**What is expected**
Locate each line with the string "karoo" in the listing below and copy it.

Collected data:
* Start *

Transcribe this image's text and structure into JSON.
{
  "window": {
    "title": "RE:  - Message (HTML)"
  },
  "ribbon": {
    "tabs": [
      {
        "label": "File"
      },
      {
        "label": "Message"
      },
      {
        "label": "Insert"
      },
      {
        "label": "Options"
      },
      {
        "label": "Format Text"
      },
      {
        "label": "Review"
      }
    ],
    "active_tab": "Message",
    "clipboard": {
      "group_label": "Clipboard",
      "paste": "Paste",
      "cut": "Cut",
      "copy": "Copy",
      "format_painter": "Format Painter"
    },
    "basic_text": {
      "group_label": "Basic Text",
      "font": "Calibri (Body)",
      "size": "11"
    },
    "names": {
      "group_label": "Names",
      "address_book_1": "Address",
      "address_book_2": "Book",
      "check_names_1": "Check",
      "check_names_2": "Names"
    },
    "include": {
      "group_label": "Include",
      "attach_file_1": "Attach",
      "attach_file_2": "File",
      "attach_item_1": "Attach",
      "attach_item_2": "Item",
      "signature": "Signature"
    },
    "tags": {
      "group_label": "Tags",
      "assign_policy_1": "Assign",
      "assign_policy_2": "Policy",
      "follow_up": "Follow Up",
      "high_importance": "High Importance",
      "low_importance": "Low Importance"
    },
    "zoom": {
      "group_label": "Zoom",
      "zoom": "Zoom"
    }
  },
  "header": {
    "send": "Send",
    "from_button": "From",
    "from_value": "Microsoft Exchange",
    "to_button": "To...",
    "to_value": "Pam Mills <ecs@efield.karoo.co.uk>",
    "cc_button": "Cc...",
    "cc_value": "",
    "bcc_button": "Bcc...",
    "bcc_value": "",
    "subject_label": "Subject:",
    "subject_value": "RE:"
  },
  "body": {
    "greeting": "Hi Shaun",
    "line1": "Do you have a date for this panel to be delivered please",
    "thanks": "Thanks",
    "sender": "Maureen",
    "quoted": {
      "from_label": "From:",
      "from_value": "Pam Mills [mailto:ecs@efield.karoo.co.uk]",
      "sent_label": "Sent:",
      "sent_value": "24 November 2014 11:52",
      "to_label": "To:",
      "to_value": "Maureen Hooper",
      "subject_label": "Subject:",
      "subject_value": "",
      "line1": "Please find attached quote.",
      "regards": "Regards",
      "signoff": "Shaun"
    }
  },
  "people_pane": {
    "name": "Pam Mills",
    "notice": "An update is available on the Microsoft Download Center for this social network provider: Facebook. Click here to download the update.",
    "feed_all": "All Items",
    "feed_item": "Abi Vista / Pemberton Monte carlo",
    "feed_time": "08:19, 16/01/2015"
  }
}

* End *

**Response to this exercise**
    "to_value": "Pam Mills <ecs@efield.karoo.co.uk>",
      "from_value": "Pam Mills [mailto:ecs@efield.karoo.co.uk]",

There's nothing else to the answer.